[Entries from a dataset]
[start]

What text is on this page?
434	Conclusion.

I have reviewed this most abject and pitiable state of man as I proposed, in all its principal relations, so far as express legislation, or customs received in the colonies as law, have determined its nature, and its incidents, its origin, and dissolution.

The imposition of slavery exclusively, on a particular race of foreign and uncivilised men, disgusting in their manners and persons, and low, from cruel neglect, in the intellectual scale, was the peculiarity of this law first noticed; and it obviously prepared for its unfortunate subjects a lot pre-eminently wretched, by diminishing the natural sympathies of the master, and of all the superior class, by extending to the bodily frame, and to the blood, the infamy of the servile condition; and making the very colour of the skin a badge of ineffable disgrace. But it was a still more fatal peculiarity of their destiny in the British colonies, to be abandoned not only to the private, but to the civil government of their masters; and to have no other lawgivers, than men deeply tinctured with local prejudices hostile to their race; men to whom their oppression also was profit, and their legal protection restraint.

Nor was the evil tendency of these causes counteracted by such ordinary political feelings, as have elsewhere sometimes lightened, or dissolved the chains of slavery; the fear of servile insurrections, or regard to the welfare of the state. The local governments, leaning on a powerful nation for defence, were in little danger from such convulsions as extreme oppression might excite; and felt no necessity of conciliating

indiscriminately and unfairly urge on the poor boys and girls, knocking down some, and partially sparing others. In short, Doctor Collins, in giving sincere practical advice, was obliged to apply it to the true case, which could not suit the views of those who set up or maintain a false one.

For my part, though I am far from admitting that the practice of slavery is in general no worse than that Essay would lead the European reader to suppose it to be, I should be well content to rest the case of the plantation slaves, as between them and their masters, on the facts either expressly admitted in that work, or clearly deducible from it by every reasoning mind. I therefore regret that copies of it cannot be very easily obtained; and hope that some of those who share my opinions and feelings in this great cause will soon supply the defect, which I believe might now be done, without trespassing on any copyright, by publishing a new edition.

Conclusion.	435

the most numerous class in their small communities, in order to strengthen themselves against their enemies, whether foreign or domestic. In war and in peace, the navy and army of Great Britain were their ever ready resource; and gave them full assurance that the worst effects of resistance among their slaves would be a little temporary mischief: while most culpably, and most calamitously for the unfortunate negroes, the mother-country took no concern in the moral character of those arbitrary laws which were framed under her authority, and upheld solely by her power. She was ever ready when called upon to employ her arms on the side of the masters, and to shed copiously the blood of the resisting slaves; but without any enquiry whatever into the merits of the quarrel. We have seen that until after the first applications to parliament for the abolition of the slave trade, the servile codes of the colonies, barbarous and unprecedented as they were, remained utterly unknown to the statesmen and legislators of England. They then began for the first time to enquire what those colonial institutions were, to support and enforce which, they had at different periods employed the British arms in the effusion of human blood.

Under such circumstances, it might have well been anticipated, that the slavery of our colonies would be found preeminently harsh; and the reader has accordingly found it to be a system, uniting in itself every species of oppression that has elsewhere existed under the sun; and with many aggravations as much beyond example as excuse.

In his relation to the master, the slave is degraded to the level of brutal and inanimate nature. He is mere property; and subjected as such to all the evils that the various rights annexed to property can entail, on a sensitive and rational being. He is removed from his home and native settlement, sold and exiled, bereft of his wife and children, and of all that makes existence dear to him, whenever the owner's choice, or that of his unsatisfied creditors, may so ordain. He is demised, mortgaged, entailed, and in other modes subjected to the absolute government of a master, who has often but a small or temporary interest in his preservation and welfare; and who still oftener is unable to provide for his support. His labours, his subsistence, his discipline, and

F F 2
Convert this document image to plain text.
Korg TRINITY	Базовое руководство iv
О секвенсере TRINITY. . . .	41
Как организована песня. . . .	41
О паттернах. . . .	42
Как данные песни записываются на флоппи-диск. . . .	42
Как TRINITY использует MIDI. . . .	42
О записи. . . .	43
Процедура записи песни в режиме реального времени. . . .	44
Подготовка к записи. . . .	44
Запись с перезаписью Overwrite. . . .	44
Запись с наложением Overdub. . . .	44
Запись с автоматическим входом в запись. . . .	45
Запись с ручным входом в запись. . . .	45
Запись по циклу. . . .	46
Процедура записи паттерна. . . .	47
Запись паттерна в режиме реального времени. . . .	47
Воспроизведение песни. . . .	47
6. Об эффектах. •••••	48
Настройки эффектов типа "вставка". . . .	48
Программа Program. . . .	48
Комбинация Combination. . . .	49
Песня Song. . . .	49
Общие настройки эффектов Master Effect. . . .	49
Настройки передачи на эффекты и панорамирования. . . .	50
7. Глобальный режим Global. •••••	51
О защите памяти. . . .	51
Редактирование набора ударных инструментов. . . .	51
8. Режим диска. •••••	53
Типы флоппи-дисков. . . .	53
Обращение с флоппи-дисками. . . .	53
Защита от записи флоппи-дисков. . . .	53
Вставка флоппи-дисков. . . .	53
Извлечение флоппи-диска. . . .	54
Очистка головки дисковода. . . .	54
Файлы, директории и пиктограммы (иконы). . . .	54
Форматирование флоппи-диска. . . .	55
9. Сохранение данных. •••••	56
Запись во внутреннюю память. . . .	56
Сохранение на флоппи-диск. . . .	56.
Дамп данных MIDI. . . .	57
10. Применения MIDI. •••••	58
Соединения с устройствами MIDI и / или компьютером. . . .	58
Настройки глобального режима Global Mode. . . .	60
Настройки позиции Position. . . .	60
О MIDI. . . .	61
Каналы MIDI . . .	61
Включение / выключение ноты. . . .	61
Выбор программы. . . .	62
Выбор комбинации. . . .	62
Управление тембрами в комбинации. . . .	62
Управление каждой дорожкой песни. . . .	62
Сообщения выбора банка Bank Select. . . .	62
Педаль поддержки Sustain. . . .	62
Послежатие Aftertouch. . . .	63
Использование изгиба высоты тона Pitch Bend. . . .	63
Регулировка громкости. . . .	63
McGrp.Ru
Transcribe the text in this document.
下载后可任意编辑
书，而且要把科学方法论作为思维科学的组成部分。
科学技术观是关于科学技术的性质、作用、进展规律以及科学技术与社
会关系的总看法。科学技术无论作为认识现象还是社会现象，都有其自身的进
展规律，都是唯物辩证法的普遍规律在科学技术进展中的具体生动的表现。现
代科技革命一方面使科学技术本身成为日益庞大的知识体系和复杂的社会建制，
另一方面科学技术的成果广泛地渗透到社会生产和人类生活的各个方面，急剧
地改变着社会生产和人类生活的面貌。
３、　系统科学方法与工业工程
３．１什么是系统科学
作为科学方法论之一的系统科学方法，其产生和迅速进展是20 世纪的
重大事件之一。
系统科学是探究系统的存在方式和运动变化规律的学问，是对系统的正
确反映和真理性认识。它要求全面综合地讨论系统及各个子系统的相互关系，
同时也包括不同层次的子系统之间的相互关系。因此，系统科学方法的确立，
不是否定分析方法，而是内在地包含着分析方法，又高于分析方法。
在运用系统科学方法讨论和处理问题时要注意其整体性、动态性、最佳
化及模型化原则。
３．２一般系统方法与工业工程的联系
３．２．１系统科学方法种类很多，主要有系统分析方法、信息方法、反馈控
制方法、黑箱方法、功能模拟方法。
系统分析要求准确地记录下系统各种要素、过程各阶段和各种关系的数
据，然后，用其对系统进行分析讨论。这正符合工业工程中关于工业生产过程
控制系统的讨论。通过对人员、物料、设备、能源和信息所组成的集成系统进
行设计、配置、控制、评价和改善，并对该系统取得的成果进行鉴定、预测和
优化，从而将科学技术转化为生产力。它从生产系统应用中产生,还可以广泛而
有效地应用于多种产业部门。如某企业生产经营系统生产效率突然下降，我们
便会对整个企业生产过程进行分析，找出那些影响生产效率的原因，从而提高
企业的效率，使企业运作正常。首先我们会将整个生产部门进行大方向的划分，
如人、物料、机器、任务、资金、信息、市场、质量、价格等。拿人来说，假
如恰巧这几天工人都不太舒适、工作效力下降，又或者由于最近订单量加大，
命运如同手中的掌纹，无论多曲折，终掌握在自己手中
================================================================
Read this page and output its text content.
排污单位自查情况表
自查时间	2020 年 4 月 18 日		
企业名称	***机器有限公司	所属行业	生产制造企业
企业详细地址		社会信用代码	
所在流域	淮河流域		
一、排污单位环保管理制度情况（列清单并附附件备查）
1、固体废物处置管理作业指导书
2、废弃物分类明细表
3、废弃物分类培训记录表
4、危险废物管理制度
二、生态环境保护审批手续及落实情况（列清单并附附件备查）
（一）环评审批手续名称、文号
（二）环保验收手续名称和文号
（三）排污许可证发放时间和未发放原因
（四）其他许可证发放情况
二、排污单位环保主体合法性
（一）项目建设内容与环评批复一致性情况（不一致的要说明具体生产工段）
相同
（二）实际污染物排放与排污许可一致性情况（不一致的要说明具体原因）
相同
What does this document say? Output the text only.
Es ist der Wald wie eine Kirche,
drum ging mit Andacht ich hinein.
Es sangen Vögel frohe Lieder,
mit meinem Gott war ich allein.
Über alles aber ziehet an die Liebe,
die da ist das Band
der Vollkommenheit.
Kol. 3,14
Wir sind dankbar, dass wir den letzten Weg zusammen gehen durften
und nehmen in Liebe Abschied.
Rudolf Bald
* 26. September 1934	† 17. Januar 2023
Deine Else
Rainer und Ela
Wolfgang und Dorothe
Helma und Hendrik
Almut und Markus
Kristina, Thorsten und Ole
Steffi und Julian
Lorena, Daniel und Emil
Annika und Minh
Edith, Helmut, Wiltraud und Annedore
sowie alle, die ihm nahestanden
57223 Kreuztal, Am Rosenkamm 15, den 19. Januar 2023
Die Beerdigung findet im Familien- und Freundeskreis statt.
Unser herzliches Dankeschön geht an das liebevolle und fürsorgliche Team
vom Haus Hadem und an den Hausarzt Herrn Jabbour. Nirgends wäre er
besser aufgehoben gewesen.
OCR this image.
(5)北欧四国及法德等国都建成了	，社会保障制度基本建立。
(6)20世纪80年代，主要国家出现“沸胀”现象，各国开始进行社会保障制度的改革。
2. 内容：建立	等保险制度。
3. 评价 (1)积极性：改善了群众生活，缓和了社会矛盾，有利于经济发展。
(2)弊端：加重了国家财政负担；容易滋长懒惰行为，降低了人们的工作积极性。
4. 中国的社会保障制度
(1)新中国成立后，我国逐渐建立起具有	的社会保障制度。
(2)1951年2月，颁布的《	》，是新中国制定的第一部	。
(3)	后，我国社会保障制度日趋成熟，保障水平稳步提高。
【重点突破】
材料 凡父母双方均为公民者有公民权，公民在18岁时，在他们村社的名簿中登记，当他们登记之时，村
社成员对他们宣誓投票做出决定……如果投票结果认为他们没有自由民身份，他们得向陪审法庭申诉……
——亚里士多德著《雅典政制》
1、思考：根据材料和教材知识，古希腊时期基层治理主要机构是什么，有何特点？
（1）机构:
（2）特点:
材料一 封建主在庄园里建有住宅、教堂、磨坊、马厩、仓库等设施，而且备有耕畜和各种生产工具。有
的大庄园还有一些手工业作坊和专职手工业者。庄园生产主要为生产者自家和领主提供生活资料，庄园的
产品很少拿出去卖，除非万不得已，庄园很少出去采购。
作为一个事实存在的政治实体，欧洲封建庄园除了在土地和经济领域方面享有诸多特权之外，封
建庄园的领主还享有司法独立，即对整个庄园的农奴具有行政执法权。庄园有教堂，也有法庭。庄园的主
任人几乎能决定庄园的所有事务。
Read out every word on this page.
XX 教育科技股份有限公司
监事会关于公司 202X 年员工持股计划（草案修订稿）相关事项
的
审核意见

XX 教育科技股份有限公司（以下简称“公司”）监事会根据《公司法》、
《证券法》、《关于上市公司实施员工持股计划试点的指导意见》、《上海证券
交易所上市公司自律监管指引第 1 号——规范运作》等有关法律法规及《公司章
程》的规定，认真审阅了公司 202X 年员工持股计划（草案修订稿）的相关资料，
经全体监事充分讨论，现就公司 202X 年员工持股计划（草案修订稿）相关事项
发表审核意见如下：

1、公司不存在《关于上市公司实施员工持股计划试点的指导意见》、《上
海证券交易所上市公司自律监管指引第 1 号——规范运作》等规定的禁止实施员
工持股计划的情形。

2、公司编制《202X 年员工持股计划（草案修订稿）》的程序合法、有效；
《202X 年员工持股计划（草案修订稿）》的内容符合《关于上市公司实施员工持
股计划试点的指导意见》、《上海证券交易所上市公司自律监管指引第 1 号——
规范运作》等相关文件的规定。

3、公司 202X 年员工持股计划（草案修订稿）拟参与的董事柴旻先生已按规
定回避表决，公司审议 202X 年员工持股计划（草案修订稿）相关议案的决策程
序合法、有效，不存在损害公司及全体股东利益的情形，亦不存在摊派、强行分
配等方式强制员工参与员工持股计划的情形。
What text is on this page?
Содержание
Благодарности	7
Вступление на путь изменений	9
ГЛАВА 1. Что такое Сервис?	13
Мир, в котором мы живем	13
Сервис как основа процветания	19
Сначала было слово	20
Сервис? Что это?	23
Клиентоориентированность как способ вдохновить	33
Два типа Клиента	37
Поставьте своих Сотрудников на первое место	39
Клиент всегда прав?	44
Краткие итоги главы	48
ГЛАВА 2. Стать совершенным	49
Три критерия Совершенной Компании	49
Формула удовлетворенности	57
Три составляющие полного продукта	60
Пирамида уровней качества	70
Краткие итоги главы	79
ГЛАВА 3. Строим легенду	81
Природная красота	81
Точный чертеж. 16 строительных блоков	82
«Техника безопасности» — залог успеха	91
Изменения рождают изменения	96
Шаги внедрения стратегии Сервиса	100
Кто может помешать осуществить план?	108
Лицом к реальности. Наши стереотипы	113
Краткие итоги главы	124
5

[end]

> [What you need to do] In the listing above, find the line with "OCR this image." and set down that line and all after it exactly, through the final line.

> [The completed task]
OCR this image.
(5)北欧四国及法德等国都建成了	，社会保障制度基本建立。
(6)20世纪80年代，主要国家出现“沸胀”现象，各国开始进行社会保障制度的改革。
2. 内容：建立	等保险制度。
3. 评价 (1)积极性：改善了群众生活，缓和了社会矛盾，有利于经济发展。
(2)弊端：加重了国家财政负担；容易滋长懒惰行为，降低了人们的工作积极性。
4. 中国的社会保障制度
(1)新中国成立后，我国逐渐建立起具有	的社会保障制度。
(2)1951年2月，颁布的《	》，是新中国制定的第一部	。
(3)	后，我国社会保障制度日趋成熟，保障水平稳步提高。
【重点突破】
材料 凡父母双方均为公民者有公民权，公民在18岁时，在他们村社的名簿中登记，当他们登记之时，村
社成员对他们宣誓投票做出决定……如果投票结果认为他们没有自由民身份，他们得向陪审法庭申诉……
——亚里士多德著《雅典政制》
1、思考：根据材料和教材知识，古希腊时期基层治理主要机构是什么，有何特点？
（1）机构:
（2）特点:
材料一 封建主在庄园里建有住宅、教堂、磨坊、马厩、仓库等设施，而且备有耕畜和各种生产工具。有
的大庄园还有一些手工业作坊和专职手工业者。庄园生产主要为生产者自家和领主提供生活资料，庄园的
产品很少拿出去卖，除非万不得已，庄园很少出去采购。
作为一个事实存在的政治实体，欧洲封建庄园除了在土地和经济领域方面享有诸多特权之外，封
建庄园的领主还享有司法独立，即对整个庄园的农奴具有行政执法权。庄园有教堂，也有法庭。庄园的主
任人几乎能决定庄园的所有事务。
Read out every word on this page.
XX 教育科技股份有限公司
监事会关于公司 202X 年员工持股计划（草案修订稿）相关事项
的
审核意见

XX 教育科技股份有限公司（以下简称“公司”）监事会根据《公司法》、
《证券法》、《关于上市公司实施员工持股计划试点的指导意见》、《上海证券
交易所上市公司自律监管指引第 1 号——规范运作》等有关法律法规及《公司章
程》的规定，认真审阅了公司 202X 年员工持股计划（草案修订稿）的相关资料，
经全体监事充分讨论，现就公司 202X 年员工持股计划（草案修订稿）相关事项
发表审核意见如下：

1、公司不存在《关于上市公司实施员工持股计划试点的指导意见》、《上
海证券交易所上市公司自律监管指引第 1 号——规范运作》等规定的禁止实施员
工持股计划的情形。

2、公司编制《202X 年员工持股计划（草案修订稿）》的程序合法、有效；
《202X 年员工持股计划（草案修订稿）》的内容符合《关于上市公司实施员工持
股计划试点的指导意见》、《上海证券交易所上市公司自律监管指引第 1 号——
规范运作》等相关文件的规定。

3、公司 202X 年员工持股计划（草案修订稿）拟参与的董事柴旻先生已按规
定回避表决，公司审议 202X 年员工持股计划（草案修订稿）相关议案的决策程
序合法、有效，不存在损害公司及全体股东利益的情形，亦不存在摊派、强行分
配等方式强制员工参与员工持股计划的情形。
What text is on this page?
Содержание
Благодарности	7
Вступление на путь изменений	9
ГЛАВА 1. Что такое Сервис?	13
Мир, в котором мы живем	13
Сервис как основа процветания	19
Сначала было слово	20
Сервис? Что это?	23
Клиентоориентированность как способ вдохновить	33
Два типа Клиента	37
Поставьте своих Сотрудников на первое место	39
Клиент всегда прав?	44
Краткие итоги главы	48
ГЛАВА 2. Стать совершенным	49
Три критерия Совершенной Компании	49
Формула удовлетворенности	57
Три составляющие полного продукта	60
Пирамида уровней качества	70
Краткие итоги главы	79
ГЛАВА 3. Строим легенду	81
Природная красота	81
Точный чертеж. 16 строительных блоков	82
«Техника безопасности» — залог успеха	91
Изменения рождают изменения	96
Шаги внедрения стратегии Сервиса	100
Кто может помешать осуществить план?	108
Лицом к реальности. Наши стереотипы	113
Краткие итоги главы	124
5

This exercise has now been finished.